**Given exercise:** Copy all lines that contain the word "TetherUS".

BEGIN Task input

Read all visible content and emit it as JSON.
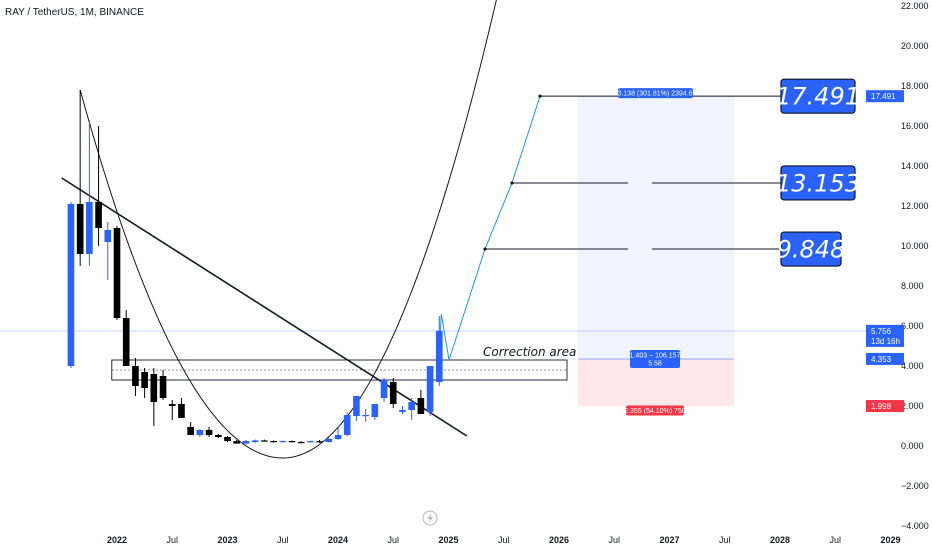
{
  "header": {
    "title": "RAY / TetherUS, 1M, BINANCE"
  },
  "chart_data": {
    "type": "candlestick",
    "symbol": "RAY / TetherUS",
    "interval": "1M",
    "exchange": "BINANCE",
    "ylim": [
      -4,
      22
    ],
    "yticks": [
      "22.000",
      "20.000",
      "18.000",
      "16.000",
      "14.000",
      "12.000",
      "10.000",
      "8.000",
      "6.000",
      "4.000",
      "2.000",
      "0.000",
      "−2.000",
      "−4.000"
    ],
    "xticks": [
      "2022",
      "Jul",
      "2023",
      "Jul",
      "2024",
      "Jul",
      "2025",
      "Jul",
      "2026",
      "Jul",
      "2027",
      "Jul",
      "2028",
      "Jul",
      "2029"
    ],
    "candles": [
      {
        "t": "2021-08",
        "o": 4.0,
        "h": 12.2,
        "l": 3.9,
        "c": 12.1
      },
      {
        "t": "2021-09",
        "o": 12.1,
        "h": 17.8,
        "l": 9.0,
        "c": 9.6
      },
      {
        "t": "2021-10",
        "o": 9.6,
        "h": 16.3,
        "l": 9.0,
        "c": 12.2
      },
      {
        "t": "2021-11",
        "o": 12.2,
        "h": 16.0,
        "l": 10.0,
        "c": 10.9
      },
      {
        "t": "2021-12",
        "o": 10.2,
        "h": 11.2,
        "l": 8.3,
        "c": 10.8
      },
      {
        "t": "2022-01",
        "o": 10.9,
        "h": 11.0,
        "l": 6.3,
        "c": 6.4
      },
      {
        "t": "2022-02",
        "o": 6.4,
        "h": 6.8,
        "l": 4.0,
        "c": 4.0
      },
      {
        "t": "2022-03",
        "o": 4.0,
        "h": 4.4,
        "l": 2.5,
        "c": 3.0
      },
      {
        "t": "2022-04",
        "o": 3.7,
        "h": 3.9,
        "l": 2.4,
        "c": 2.9
      },
      {
        "t": "2022-05",
        "o": 3.6,
        "h": 3.9,
        "l": 1.0,
        "c": 2.2
      },
      {
        "t": "2022-06",
        "o": 3.5,
        "h": 3.8,
        "l": 2.3,
        "c": 2.4
      },
      {
        "t": "2022-07",
        "o": 2.1,
        "h": 2.3,
        "l": 1.3,
        "c": 2.0
      },
      {
        "t": "2022-08",
        "o": 2.1,
        "h": 2.4,
        "l": 1.4,
        "c": 1.4
      },
      {
        "t": "2022-09",
        "o": 0.95,
        "h": 1.2,
        "l": 0.55,
        "c": 0.55
      },
      {
        "t": "2022-10",
        "o": 0.55,
        "h": 0.85,
        "l": 0.45,
        "c": 0.8
      },
      {
        "t": "2022-11",
        "o": 0.8,
        "h": 0.95,
        "l": 0.45,
        "c": 0.55
      },
      {
        "t": "2022-12",
        "o": 0.55,
        "h": 0.6,
        "l": 0.4,
        "c": 0.45
      },
      {
        "t": "2023-01",
        "o": 0.45,
        "h": 0.5,
        "l": 0.2,
        "c": 0.25
      },
      {
        "t": "2023-02",
        "o": 0.25,
        "h": 0.3,
        "l": 0.12,
        "c": 0.12
      },
      {
        "t": "2023-03",
        "o": 0.12,
        "h": 0.3,
        "l": 0.08,
        "c": 0.25
      },
      {
        "t": "2023-04",
        "o": 0.2,
        "h": 0.32,
        "l": 0.15,
        "c": 0.28
      },
      {
        "t": "2023-05",
        "o": 0.28,
        "h": 0.32,
        "l": 0.22,
        "c": 0.25
      },
      {
        "t": "2023-06",
        "o": 0.25,
        "h": 0.28,
        "l": 0.17,
        "c": 0.22
      },
      {
        "t": "2023-07",
        "o": 0.22,
        "h": 0.27,
        "l": 0.18,
        "c": 0.25
      },
      {
        "t": "2023-08",
        "o": 0.25,
        "h": 0.27,
        "l": 0.18,
        "c": 0.2
      },
      {
        "t": "2023-09",
        "o": 0.2,
        "h": 0.24,
        "l": 0.16,
        "c": 0.18
      },
      {
        "t": "2023-10",
        "o": 0.18,
        "h": 0.27,
        "l": 0.17,
        "c": 0.24
      },
      {
        "t": "2023-11",
        "o": 0.24,
        "h": 0.3,
        "l": 0.16,
        "c": 0.2
      },
      {
        "t": "2023-12",
        "o": 0.2,
        "h": 0.42,
        "l": 0.18,
        "c": 0.35
      },
      {
        "t": "2024-01",
        "o": 0.35,
        "h": 0.9,
        "l": 0.3,
        "c": 0.55
      },
      {
        "t": "2024-02",
        "o": 0.55,
        "h": 1.7,
        "l": 0.5,
        "c": 1.55
      },
      {
        "t": "2024-03",
        "o": 1.5,
        "h": 2.5,
        "l": 1.25,
        "c": 2.5
      },
      {
        "t": "2024-04",
        "o": 1.55,
        "h": 1.85,
        "l": 1.2,
        "c": 1.55
      },
      {
        "t": "2024-05",
        "o": 1.45,
        "h": 2.1,
        "l": 1.3,
        "c": 2.1
      },
      {
        "t": "2024-06",
        "o": 2.4,
        "h": 3.4,
        "l": 2.2,
        "c": 3.3
      },
      {
        "t": "2024-07",
        "o": 3.2,
        "h": 3.4,
        "l": 1.9,
        "c": 2.1
      },
      {
        "t": "2024-08",
        "o": 1.7,
        "h": 2.0,
        "l": 1.6,
        "c": 1.8
      },
      {
        "t": "2024-09",
        "o": 1.8,
        "h": 2.4,
        "l": 1.3,
        "c": 2.2
      },
      {
        "t": "2024-10",
        "o": 2.4,
        "h": 2.8,
        "l": 1.6,
        "c": 1.6
      },
      {
        "t": "2024-11",
        "o": 1.7,
        "h": 4.0,
        "l": 1.5,
        "c": 4.0
      },
      {
        "t": "2024-12",
        "o": 3.2,
        "h": 6.5,
        "l": 3.0,
        "c": 5.756
      }
    ],
    "current_price": "5.756",
    "countdown": "13d 16h",
    "entry_price": "4.353",
    "stop_price": "1.998",
    "targets": [
      "9.848",
      "13.153",
      "17.491"
    ],
    "right_axis_target_label": "17.491",
    "position_stats": {
      "target": "13.138 (301.81%) 2394.69",
      "entry_line1": "1.403 − 106.157",
      "entry_line2": "5.58",
      "stop": "2.355 (54.10%) 750"
    },
    "annotations": [
      "Correction area"
    ],
    "colors": {
      "up": "#2962ff",
      "down": "#000000",
      "projection": "#2196f3",
      "target_box": "#2962ff",
      "stop_label": "#f23645",
      "profit_zone": "#2962ff",
      "loss_zone": "#f23645"
    }
  }
}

END Task input

**Response to the exercise:**
    "title": "RAY / TetherUS, 1M, BINANCE"
    "symbol": "RAY / TetherUS",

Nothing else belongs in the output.